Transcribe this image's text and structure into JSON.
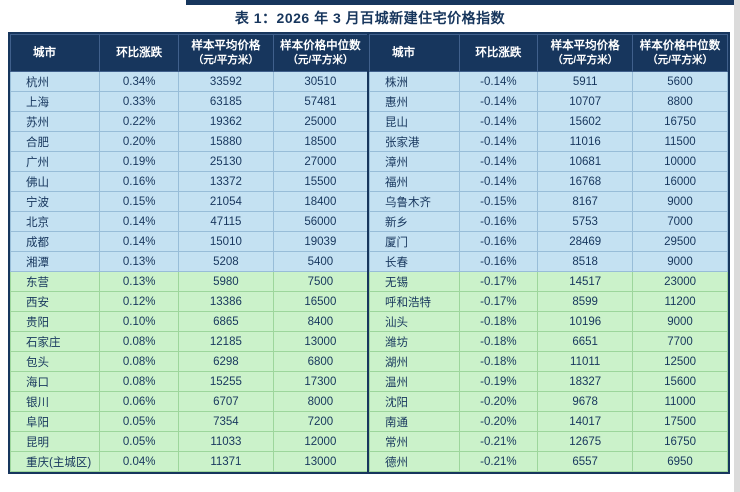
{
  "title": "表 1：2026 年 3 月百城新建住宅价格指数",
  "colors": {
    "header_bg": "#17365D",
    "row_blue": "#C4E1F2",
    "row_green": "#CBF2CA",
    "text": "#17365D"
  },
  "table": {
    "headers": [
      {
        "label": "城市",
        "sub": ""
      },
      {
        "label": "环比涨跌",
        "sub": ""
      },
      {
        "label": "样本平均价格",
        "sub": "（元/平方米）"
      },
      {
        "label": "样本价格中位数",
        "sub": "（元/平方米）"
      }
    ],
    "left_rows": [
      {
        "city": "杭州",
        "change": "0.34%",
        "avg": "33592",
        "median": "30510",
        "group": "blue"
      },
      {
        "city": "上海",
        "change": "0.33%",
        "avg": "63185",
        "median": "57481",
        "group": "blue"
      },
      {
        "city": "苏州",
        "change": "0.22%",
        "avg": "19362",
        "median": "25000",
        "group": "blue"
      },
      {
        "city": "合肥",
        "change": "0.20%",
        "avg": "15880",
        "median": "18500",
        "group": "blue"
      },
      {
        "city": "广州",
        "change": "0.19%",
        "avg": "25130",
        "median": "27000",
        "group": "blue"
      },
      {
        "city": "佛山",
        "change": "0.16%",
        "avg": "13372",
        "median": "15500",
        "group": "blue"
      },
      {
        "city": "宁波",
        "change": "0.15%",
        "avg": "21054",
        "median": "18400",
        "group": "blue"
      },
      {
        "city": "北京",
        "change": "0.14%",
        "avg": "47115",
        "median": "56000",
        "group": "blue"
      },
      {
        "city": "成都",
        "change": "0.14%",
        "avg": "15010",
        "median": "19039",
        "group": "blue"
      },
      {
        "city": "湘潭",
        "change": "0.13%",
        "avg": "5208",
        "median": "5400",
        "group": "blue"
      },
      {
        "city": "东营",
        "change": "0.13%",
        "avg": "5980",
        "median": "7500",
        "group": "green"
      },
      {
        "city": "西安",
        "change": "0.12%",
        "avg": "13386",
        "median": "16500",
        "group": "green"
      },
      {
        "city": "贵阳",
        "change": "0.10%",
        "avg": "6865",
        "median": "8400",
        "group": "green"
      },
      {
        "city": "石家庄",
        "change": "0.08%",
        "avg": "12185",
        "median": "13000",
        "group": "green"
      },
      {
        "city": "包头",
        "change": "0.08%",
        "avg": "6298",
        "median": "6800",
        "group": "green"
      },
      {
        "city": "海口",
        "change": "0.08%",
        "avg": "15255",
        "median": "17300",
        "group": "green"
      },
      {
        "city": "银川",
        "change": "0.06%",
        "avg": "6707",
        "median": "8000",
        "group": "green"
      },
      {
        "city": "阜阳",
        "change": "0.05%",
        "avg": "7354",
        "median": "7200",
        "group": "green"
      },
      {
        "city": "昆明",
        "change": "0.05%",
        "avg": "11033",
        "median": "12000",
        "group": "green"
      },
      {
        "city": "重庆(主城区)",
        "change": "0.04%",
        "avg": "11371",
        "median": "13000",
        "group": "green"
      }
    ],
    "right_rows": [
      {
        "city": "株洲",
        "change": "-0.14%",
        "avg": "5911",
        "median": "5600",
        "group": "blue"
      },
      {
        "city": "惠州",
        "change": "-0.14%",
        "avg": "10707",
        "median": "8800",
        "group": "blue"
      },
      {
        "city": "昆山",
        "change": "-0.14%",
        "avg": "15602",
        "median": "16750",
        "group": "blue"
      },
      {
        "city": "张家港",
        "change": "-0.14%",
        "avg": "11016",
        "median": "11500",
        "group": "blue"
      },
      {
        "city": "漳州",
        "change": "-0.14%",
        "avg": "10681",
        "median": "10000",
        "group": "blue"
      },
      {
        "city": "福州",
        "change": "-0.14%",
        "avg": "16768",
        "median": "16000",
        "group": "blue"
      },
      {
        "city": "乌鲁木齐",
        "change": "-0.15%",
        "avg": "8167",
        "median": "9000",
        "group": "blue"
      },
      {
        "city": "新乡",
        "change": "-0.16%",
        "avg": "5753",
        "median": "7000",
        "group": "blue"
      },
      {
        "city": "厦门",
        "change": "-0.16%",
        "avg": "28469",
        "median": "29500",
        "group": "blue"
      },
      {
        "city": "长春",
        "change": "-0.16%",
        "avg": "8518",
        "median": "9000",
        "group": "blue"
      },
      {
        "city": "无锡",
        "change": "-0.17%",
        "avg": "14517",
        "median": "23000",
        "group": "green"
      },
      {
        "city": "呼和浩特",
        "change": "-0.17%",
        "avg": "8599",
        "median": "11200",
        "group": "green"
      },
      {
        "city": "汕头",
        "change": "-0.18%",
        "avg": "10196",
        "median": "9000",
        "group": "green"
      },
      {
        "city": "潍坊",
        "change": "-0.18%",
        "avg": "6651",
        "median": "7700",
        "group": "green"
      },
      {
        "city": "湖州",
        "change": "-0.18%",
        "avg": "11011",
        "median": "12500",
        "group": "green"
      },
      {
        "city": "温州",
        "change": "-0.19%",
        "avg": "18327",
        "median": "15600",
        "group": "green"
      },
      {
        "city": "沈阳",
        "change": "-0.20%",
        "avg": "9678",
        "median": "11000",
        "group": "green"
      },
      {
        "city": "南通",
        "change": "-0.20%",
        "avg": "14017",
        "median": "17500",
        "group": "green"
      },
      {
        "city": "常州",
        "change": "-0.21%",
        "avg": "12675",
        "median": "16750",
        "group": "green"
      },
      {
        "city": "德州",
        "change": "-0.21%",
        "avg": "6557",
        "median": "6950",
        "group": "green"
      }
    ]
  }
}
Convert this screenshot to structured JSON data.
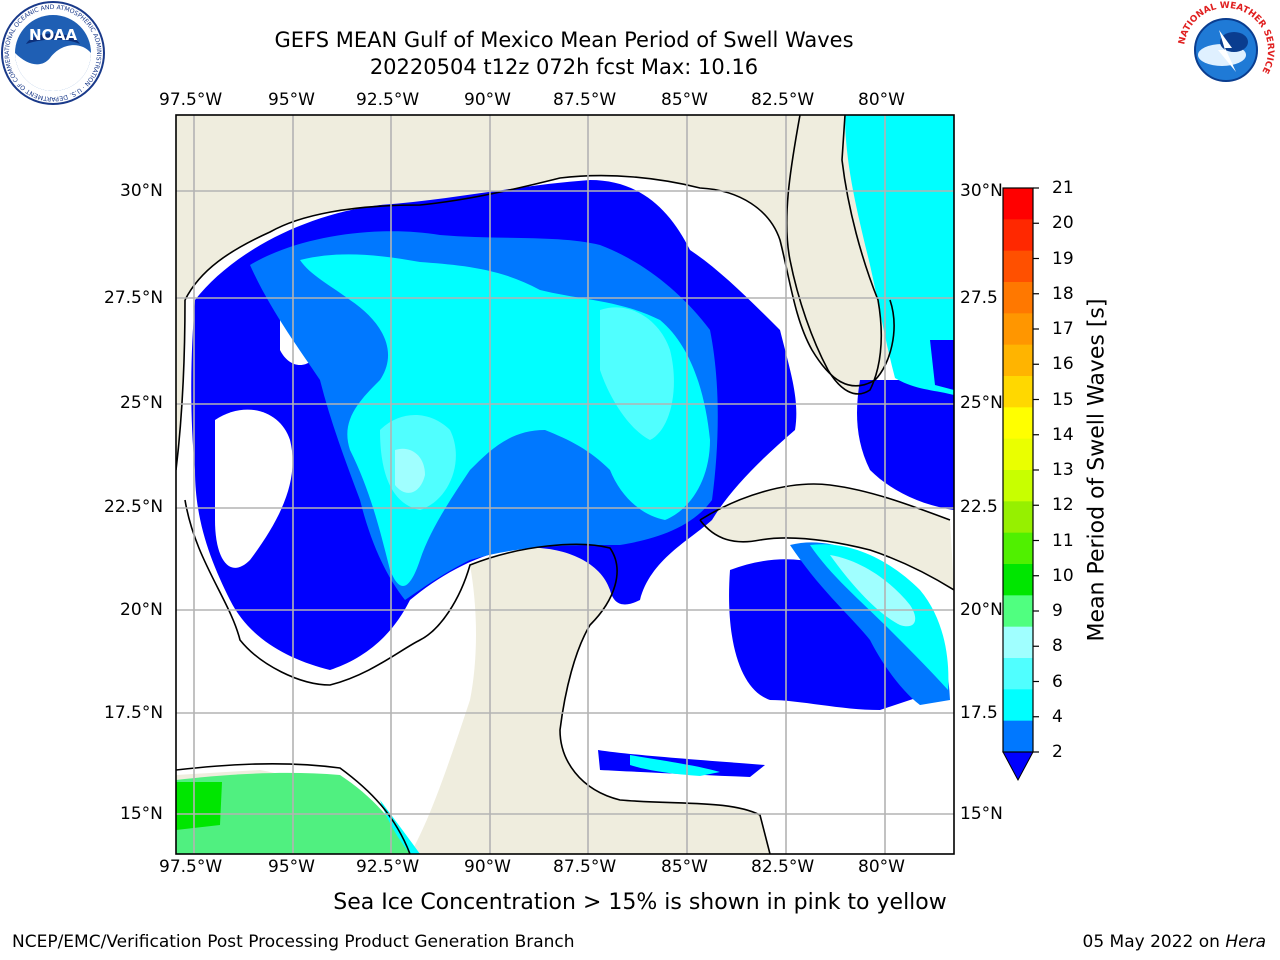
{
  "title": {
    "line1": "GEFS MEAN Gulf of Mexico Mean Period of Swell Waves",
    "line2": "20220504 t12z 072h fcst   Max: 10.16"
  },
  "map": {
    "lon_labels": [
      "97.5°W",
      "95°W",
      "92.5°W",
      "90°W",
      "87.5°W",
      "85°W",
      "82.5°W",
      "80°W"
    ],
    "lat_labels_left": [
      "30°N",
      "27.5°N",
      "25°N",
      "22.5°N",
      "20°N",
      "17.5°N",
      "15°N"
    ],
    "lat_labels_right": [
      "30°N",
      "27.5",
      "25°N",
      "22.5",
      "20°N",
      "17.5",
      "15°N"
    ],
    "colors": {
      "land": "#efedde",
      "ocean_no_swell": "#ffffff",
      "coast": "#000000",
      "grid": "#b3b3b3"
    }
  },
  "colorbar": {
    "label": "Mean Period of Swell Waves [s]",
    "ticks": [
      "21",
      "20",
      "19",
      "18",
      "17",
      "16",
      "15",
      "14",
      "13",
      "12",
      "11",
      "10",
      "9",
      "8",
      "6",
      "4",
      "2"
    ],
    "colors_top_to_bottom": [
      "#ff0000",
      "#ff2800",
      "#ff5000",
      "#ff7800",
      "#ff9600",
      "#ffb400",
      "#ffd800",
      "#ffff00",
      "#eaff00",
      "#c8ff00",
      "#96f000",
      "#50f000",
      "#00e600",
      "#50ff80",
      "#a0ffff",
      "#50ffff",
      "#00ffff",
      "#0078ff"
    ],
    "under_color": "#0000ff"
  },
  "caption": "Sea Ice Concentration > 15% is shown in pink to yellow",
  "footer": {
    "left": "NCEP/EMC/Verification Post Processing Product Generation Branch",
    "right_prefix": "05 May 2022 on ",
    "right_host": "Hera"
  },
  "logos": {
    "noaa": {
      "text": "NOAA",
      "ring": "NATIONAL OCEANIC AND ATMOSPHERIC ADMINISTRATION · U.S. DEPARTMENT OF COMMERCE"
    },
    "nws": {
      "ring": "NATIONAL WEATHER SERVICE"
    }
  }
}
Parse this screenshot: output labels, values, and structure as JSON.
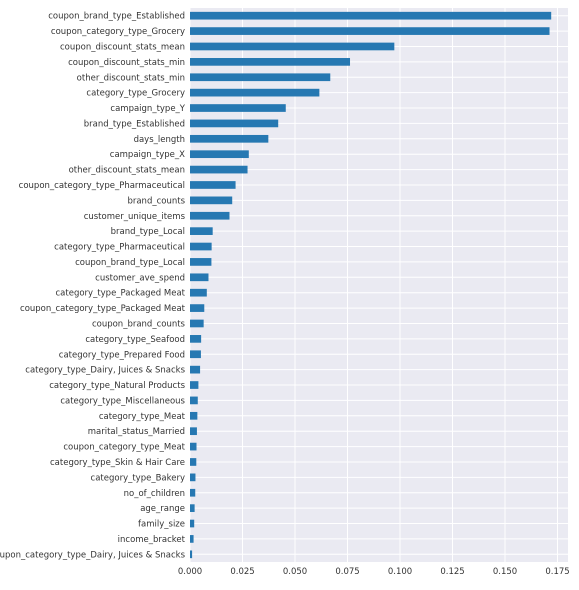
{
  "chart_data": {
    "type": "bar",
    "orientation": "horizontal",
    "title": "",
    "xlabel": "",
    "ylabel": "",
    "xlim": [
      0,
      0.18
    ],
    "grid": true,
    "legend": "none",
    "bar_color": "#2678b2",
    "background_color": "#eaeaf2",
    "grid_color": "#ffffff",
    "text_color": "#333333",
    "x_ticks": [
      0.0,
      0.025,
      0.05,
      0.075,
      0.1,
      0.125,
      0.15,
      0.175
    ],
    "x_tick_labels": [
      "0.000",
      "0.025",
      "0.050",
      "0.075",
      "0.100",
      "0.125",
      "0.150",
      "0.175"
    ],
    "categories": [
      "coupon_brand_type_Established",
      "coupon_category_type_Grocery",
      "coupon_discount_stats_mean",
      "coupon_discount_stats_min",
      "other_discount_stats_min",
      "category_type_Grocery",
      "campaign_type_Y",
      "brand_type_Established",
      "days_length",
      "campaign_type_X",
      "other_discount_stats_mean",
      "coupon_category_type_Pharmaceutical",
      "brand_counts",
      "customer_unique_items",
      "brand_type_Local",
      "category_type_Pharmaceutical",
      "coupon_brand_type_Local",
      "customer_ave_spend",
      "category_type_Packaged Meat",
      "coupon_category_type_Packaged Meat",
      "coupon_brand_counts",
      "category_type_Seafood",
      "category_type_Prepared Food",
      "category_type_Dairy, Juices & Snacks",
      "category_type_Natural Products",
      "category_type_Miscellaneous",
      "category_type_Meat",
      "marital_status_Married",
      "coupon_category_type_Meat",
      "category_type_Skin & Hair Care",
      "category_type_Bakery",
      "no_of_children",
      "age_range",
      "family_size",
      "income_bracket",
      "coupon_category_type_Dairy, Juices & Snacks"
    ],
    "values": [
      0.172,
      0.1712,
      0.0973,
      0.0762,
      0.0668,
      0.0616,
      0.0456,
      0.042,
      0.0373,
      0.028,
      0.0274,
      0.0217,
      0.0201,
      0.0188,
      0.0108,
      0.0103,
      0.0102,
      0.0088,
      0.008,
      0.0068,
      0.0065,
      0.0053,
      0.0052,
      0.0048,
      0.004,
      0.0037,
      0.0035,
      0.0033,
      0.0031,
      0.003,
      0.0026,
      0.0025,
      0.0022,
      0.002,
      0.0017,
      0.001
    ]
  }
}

## Direction
List all lines above in which the string "Snacks" appears.

## Exercise response
      "category_type_Dairy, Juices & Snacks",
      "coupon_category_type_Dairy, Juices & Snacks"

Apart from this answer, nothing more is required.